-- BEGIN Records shown --

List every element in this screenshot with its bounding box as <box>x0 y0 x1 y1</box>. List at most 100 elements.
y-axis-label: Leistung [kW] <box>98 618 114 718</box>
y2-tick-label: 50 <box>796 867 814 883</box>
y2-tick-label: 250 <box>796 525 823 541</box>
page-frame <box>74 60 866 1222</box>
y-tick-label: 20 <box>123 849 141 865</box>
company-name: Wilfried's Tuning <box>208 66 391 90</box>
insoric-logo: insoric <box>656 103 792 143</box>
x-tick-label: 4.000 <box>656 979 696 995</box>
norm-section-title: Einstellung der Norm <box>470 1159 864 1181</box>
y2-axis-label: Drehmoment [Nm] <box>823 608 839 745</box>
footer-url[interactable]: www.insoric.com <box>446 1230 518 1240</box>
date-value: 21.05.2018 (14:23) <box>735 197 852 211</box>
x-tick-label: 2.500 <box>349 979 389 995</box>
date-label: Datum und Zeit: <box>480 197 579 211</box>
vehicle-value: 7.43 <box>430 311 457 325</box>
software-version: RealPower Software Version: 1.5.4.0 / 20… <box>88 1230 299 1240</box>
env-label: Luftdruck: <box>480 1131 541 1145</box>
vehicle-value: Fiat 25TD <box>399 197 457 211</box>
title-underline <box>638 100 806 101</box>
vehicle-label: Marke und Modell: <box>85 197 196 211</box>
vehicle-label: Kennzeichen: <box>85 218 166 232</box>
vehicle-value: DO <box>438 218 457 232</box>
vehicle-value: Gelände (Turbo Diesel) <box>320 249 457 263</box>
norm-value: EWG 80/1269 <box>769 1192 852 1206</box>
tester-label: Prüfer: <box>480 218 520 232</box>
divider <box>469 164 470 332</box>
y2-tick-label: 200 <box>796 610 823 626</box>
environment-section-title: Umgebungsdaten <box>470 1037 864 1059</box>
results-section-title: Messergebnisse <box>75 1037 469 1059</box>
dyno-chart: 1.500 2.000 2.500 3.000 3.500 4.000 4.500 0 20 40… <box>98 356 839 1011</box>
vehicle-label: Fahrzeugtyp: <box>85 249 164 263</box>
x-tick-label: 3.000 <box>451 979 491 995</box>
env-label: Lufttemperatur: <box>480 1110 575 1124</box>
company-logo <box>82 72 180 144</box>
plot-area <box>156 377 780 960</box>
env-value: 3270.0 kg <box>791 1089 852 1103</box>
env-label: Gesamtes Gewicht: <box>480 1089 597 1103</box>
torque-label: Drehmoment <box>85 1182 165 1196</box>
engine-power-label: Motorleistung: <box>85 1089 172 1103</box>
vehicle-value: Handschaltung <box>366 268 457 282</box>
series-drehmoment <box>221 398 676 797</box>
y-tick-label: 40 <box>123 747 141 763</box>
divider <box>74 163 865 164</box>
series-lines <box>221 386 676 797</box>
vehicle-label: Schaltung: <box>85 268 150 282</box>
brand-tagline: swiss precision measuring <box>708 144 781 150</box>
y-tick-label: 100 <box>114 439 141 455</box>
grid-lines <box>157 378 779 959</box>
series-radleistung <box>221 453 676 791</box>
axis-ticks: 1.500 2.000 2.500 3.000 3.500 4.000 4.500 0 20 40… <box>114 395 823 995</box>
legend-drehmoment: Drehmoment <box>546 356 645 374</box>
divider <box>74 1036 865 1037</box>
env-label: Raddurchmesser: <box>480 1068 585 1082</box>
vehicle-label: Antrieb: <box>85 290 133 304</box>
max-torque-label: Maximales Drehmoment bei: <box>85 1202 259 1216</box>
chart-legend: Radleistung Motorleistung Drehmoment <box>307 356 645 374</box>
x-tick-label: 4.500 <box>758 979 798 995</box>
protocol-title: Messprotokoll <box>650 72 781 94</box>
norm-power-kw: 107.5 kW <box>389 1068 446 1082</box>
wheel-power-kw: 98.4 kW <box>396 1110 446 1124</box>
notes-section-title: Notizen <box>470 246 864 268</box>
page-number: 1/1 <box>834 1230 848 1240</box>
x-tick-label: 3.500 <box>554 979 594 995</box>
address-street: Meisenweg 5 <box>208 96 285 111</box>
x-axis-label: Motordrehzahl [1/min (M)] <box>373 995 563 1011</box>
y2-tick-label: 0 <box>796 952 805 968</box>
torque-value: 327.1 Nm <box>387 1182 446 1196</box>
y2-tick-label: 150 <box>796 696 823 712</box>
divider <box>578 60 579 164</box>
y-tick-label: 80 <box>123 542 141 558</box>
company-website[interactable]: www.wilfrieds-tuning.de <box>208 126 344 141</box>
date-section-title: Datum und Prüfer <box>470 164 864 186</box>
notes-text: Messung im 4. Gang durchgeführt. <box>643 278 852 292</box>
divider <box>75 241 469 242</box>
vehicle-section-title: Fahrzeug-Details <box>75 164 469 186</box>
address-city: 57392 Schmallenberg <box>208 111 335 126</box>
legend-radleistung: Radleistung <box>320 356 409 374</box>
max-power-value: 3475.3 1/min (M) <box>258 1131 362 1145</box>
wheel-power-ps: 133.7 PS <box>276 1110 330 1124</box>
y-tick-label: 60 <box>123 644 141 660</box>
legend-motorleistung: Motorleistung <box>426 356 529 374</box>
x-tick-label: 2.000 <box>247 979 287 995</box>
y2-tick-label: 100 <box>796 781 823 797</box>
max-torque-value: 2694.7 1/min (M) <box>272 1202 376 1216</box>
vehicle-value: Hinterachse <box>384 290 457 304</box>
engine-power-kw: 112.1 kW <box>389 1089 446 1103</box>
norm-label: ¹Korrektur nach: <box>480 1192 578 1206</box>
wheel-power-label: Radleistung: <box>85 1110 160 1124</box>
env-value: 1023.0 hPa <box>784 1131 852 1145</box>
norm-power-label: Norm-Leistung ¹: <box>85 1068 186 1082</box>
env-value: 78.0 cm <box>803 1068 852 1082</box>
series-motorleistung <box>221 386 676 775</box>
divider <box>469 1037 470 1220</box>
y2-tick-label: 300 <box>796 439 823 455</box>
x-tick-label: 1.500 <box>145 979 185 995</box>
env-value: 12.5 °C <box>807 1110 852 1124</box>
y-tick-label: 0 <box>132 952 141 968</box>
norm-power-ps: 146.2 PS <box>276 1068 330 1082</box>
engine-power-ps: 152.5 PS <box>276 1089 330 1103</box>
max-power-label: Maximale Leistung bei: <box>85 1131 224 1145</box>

-- END Records shown --

• **Given exercise**: Please switch "vehicle-value" to "vehicle-data" wherever it occurs in the entries above, and give all the lines again with nothing else changed.

• **Answer below**:
List every element in this screenshot with its bounding box as <box>x0 y0 x1 y1</box>. List at most 100 elements.
y-axis-label: Leistung [kW] <box>98 618 114 718</box>
y2-tick-label: 50 <box>796 867 814 883</box>
y2-tick-label: 250 <box>796 525 823 541</box>
page-frame <box>74 60 866 1222</box>
y-tick-label: 20 <box>123 849 141 865</box>
company-name: Wilfried's Tuning <box>208 66 391 90</box>
insoric-logo: insoric <box>656 103 792 143</box>
x-tick-label: 4.000 <box>656 979 696 995</box>
norm-section-title: Einstellung der Norm <box>470 1159 864 1181</box>
y2-axis-label: Drehmoment [Nm] <box>823 608 839 745</box>
footer-url[interactable]: www.insoric.com <box>446 1230 518 1240</box>
date-value: 21.05.2018 (14:23) <box>735 197 852 211</box>
x-tick-label: 2.500 <box>349 979 389 995</box>
date-label: Datum und Zeit: <box>480 197 579 211</box>
vehicle-data: 7.43 <box>430 311 457 325</box>
software-version: RealPower Software Version: 1.5.4.0 / 20… <box>88 1230 299 1240</box>
env-label: Luftdruck: <box>480 1131 541 1145</box>
vehicle-data: Fiat 25TD <box>399 197 457 211</box>
title-underline <box>638 100 806 101</box>
vehicle-label: Marke und Modell: <box>85 197 196 211</box>
vehicle-label: Kennzeichen: <box>85 218 166 232</box>
vehicle-data: DO <box>438 218 457 232</box>
vehicle-data: Gelände (Turbo Diesel) <box>320 249 457 263</box>
norm-value: EWG 80/1269 <box>769 1192 852 1206</box>
tester-label: Prüfer: <box>480 218 520 232</box>
divider <box>469 164 470 332</box>
y2-tick-label: 200 <box>796 610 823 626</box>
environment-section-title: Umgebungsdaten <box>470 1037 864 1059</box>
results-section-title: Messergebnisse <box>75 1037 469 1059</box>
dyno-chart: 1.500 2.000 2.500 3.000 3.500 4.000 4.500 0 20 40… <box>98 356 839 1011</box>
vehicle-label: Fahrzeugtyp: <box>85 249 164 263</box>
x-tick-label: 3.000 <box>451 979 491 995</box>
env-label: Lufttemperatur: <box>480 1110 575 1124</box>
company-logo <box>82 72 180 144</box>
plot-area <box>156 377 780 960</box>
env-value: 3270.0 kg <box>791 1089 852 1103</box>
env-label: Gesamtes Gewicht: <box>480 1089 597 1103</box>
torque-label: Drehmoment <box>85 1182 165 1196</box>
engine-power-label: Motorleistung: <box>85 1089 172 1103</box>
vehicle-data: Handschaltung <box>366 268 457 282</box>
series-drehmoment <box>221 398 676 797</box>
y-tick-label: 40 <box>123 747 141 763</box>
divider <box>74 163 865 164</box>
series-lines <box>221 386 676 797</box>
vehicle-label: Schaltung: <box>85 268 150 282</box>
brand-tagline: swiss precision measuring <box>708 144 781 150</box>
y-tick-label: 100 <box>114 439 141 455</box>
grid-lines <box>157 378 779 959</box>
series-radleistung <box>221 453 676 791</box>
axis-ticks: 1.500 2.000 2.500 3.000 3.500 4.000 4.500 0 20 40… <box>114 395 823 995</box>
legend-drehmoment: Drehmoment <box>546 356 645 374</box>
divider <box>74 1036 865 1037</box>
env-label: Raddurchmesser: <box>480 1068 585 1082</box>
vehicle-label: Antrieb: <box>85 290 133 304</box>
max-torque-label: Maximales Drehmoment bei: <box>85 1202 259 1216</box>
chart-legend: Radleistung Motorleistung Drehmoment <box>307 356 645 374</box>
x-tick-label: 4.500 <box>758 979 798 995</box>
protocol-title: Messprotokoll <box>650 72 781 94</box>
norm-power-kw: 107.5 kW <box>389 1068 446 1082</box>
wheel-power-kw: 98.4 kW <box>396 1110 446 1124</box>
notes-section-title: Notizen <box>470 246 864 268</box>
page-number: 1/1 <box>834 1230 848 1240</box>
x-tick-label: 3.500 <box>554 979 594 995</box>
address-street: Meisenweg 5 <box>208 96 285 111</box>
x-axis-label: Motordrehzahl [1/min (M)] <box>373 995 563 1011</box>
y2-tick-label: 0 <box>796 952 805 968</box>
torque-value: 327.1 Nm <box>387 1182 446 1196</box>
y2-tick-label: 150 <box>796 696 823 712</box>
divider <box>578 60 579 164</box>
y-tick-label: 80 <box>123 542 141 558</box>
company-website[interactable]: www.wilfrieds-tuning.de <box>208 126 344 141</box>
date-section-title: Datum und Prüfer <box>470 164 864 186</box>
notes-text: Messung im 4. Gang durchgeführt. <box>643 278 852 292</box>
divider <box>75 241 469 242</box>
vehicle-section-title: Fahrzeug-Details <box>75 164 469 186</box>
address-city: 57392 Schmallenberg <box>208 111 335 126</box>
legend-radleistung: Radleistung <box>320 356 409 374</box>
max-power-value: 3475.3 1/min (M) <box>258 1131 362 1145</box>
wheel-power-ps: 133.7 PS <box>276 1110 330 1124</box>
y-tick-label: 60 <box>123 644 141 660</box>
legend-motorleistung: Motorleistung <box>426 356 529 374</box>
x-tick-label: 2.000 <box>247 979 287 995</box>
y2-tick-label: 100 <box>796 781 823 797</box>
max-torque-value: 2694.7 1/min (M) <box>272 1202 376 1216</box>
vehicle-data: Hinterachse <box>384 290 457 304</box>
engine-power-kw: 112.1 kW <box>389 1089 446 1103</box>
norm-label: ¹Korrektur nach: <box>480 1192 578 1206</box>
wheel-power-label: Radleistung: <box>85 1110 160 1124</box>
env-value: 1023.0 hPa <box>784 1131 852 1145</box>
norm-power-label: Norm-Leistung ¹: <box>85 1068 186 1082</box>
env-value: 78.0 cm <box>803 1068 852 1082</box>
series-motorleistung <box>221 386 676 775</box>
divider <box>469 1037 470 1220</box>
y2-tick-label: 300 <box>796 439 823 455</box>
x-tick-label: 1.500 <box>145 979 185 995</box>
env-value: 12.5 °C <box>807 1110 852 1124</box>
y-tick-label: 0 <box>132 952 141 968</box>
norm-power-ps: 146.2 PS <box>276 1068 330 1082</box>
engine-power-ps: 152.5 PS <box>276 1089 330 1103</box>
max-power-label: Maximale Leistung bei: <box>85 1131 224 1145</box>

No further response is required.